Dataset records:
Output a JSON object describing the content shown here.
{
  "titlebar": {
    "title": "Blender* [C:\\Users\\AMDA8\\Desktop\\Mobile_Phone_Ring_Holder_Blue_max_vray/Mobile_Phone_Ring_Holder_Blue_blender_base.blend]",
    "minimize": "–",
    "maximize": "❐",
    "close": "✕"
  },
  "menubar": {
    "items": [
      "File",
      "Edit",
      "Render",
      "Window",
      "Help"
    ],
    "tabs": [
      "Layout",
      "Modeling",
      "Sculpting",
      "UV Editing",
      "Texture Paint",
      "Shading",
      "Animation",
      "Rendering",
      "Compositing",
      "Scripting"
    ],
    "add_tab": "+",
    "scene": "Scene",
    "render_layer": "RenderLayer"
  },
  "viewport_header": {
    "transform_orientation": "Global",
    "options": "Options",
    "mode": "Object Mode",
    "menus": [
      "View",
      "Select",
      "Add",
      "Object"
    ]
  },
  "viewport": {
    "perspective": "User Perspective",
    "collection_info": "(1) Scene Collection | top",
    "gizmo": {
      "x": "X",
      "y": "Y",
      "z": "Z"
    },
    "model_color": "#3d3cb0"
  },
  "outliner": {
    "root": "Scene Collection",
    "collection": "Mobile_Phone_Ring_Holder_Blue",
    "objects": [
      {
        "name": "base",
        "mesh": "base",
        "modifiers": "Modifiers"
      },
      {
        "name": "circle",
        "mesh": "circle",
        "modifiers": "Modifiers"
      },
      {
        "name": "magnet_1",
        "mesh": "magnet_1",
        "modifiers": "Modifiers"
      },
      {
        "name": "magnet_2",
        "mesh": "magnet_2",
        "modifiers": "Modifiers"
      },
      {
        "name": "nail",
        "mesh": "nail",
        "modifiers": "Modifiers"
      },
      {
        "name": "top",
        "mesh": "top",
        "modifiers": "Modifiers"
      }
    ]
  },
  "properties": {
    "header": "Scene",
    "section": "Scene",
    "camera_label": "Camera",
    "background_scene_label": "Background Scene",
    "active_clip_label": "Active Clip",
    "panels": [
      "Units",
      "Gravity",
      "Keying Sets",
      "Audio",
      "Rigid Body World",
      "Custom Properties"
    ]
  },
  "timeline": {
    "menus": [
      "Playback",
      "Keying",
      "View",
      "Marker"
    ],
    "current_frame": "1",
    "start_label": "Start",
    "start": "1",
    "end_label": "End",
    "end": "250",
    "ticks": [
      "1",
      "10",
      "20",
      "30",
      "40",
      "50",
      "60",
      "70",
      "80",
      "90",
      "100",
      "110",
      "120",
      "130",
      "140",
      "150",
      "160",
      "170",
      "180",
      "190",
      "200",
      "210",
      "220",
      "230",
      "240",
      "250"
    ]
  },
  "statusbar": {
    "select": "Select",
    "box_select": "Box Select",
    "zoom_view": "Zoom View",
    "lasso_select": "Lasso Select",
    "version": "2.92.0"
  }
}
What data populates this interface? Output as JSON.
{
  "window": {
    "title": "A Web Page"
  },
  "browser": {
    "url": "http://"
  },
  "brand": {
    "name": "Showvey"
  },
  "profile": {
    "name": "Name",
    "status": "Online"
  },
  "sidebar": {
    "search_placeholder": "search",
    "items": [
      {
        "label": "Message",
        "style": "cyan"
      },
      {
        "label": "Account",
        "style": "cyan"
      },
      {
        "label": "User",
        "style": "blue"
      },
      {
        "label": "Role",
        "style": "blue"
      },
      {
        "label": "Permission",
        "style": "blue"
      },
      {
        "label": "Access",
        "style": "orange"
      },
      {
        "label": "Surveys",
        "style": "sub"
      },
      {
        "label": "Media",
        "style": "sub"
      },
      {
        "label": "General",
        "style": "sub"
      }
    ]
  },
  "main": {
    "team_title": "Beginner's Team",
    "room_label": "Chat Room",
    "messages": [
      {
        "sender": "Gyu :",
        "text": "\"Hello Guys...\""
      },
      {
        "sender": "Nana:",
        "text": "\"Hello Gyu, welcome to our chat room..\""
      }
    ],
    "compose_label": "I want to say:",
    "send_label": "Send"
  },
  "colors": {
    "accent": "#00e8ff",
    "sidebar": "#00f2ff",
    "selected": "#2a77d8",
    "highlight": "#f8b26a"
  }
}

◆ **Exercise prompt**: Reproduce the complete set of lines precisely as supplied.

◆ **Full output**:
Output a JSON object describing the content shown here.
{
  "titlebar": {
    "title": "Blender* [C:\\Users\\AMDA8\\Desktop\\Mobile_Phone_Ring_Holder_Blue_max_vray/Mobile_Phone_Ring_Holder_Blue_blender_base.blend]",
    "minimize": "–",
    "maximize": "❐",
    "close": "✕"
  },
  "menubar": {
    "items": [
      "File",
      "Edit",
      "Render",
      "Window",
      "Help"
    ],
    "tabs": [
      "Layout",
      "Modeling",
      "Sculpting",
      "UV Editing",
      "Texture Paint",
      "Shading",
      "Animation",
      "Rendering",
      "Compositing",
      "Scripting"
    ],
    "add_tab": "+",
    "scene": "Scene",
    "render_layer": "RenderLayer"
  },
  "viewport_header": {
    "transform_orientation": "Global",
    "options": "Options",
    "mode": "Object Mode",
    "menus": [
      "View",
      "Select",
      "Add",
      "Object"
    ]
  },
  "viewport": {
    "perspective": "User Perspective",
    "collection_info": "(1) Scene Collection | top",
    "gizmo": {
      "x": "X",
      "y": "Y",
      "z": "Z"
    },
    "model_color": "#3d3cb0"
  },
  "outliner": {
    "root": "Scene Collection",
    "collection": "Mobile_Phone_Ring_Holder_Blue",
    "objects": [
      {
        "name": "base",
        "mesh": "base",
        "modifiers": "Modifiers"
      },
      {
        "name": "circle",
        "mesh": "circle",
        "modifiers": "Modifiers"
      },
      {
        "name": "magnet_1",
        "mesh": "magnet_1",
        "modifiers": "Modifiers"
      },
      {
        "name": "magnet_2",
        "mesh": "magnet_2",
        "modifiers": "Modifiers"
      },
      {
        "name": "nail",
        "mesh": "nail",
        "modifiers": "Modifiers"
      },
      {
        "name": "top",
        "mesh": "top",
        "modifiers": "Modifiers"
      }
    ]
  },
  "properties": {
    "header": "Scene",
    "section": "Scene",
    "camera_label": "Camera",
    "background_scene_label": "Background Scene",
    "active_clip_label": "Active Clip",
    "panels": [
      "Units",
      "Gravity",
      "Keying Sets",
      "Audio",
      "Rigid Body World",
      "Custom Properties"
    ]
  },
  "timeline": {
    "menus": [
      "Playback",
      "Keying",
      "View",
      "Marker"
    ],
    "current_frame": "1",
    "start_label": "Start",
    "start": "1",
    "end_label": "End",
    "end": "250",
    "ticks": [
      "1",
      "10",
      "20",
      "30",
      "40",
      "50",
      "60",
      "70",
      "80",
      "90",
      "100",
      "110",
      "120",
      "130",
      "140",
      "150",
      "160",
      "170",
      "180",
      "190",
      "200",
      "210",
      "220",
      "230",
      "240",
      "250"
    ]
  },
  "statusbar": {
    "select": "Select",
    "box_select": "Box Select",
    "zoom_view": "Zoom View",
    "lasso_select": "Lasso Select",
    "version": "2.92.0"
  }
}
What data populates this interface? Output as JSON.
{
  "window": {
    "title": "A Web Page"
  },
  "browser": {
    "url": "http://"
  },
  "brand": {
    "name": "Showvey"
  },
  "profile": {
    "name": "Name",
    "status": "Online"
  },
  "sidebar": {
    "search_placeholder": "search",
    "items": [
      {
        "label": "Message",
        "style": "cyan"
      },
      {
        "label": "Account",
        "style": "cyan"
      },
      {
        "label": "User",
        "style": "blue"
      },
      {
        "label": "Role",
        "style": "blue"
      },
      {
        "label": "Permission",
        "style": "blue"
      },
      {
        "label": "Access",
        "style": "orange"
      },
      {
        "label": "Surveys",
        "style": "sub"
      },
      {
        "label": "Media",
        "style": "sub"
      },
      {
        "label": "General",
        "style": "sub"
      }
    ]
  },
  "main": {
    "team_title": "Beginner's Team",
    "room_label": "Chat Room",
    "messages": [
      {
        "sender": "Gyu :",
        "text": "\"Hello Guys...\""
      },
      {
        "sender": "Nana:",
        "text": "\"Hello Gyu, welcome to our chat room..\""
      }
    ],
    "compose_label": "I want to say:",
    "send_label": "Send"
  },
  "colors": {
    "accent": "#00e8ff",
    "sidebar": "#00f2ff",
    "selected": "#2a77d8",
    "highlight": "#f8b26a"
  }
}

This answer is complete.